_Stated problem_
Return each line containing the string "categories".

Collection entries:
━━━━━━━━

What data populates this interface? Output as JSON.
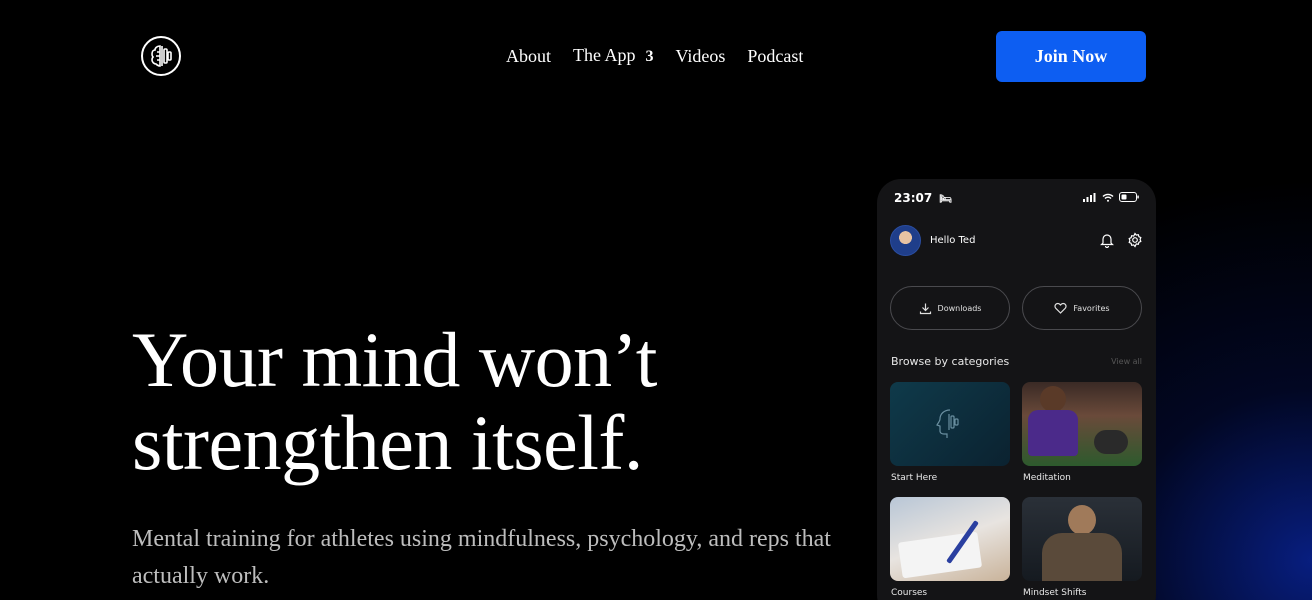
{
  "nav": {
    "items": [
      {
        "label": "About"
      },
      {
        "label": "The App",
        "badge": "3"
      },
      {
        "label": "Videos"
      },
      {
        "label": "Podcast"
      }
    ],
    "cta": "Join Now"
  },
  "hero": {
    "headline": "Your mind won’t strengthen itself.",
    "subtext": "Mental training for athletes using mindfulness, psychology, and reps that actually work."
  },
  "phone": {
    "time": "23:07",
    "greeting": "Hello Ted",
    "downloads": "Downloads",
    "favorites": "Favorites",
    "browse": "Browse by categories",
    "view_all": "View all",
    "categories": [
      {
        "label": "Start Here"
      },
      {
        "label": "Meditation"
      },
      {
        "label": "Courses"
      },
      {
        "label": "Mindset Shifts"
      }
    ]
  },
  "colors": {
    "accent": "#0d5ef2",
    "background": "#000000",
    "phone_bg": "#141416"
  }
}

━━━━━━━━

_Answer for the task_
    "browse": "Browse by categories",
    "categories": [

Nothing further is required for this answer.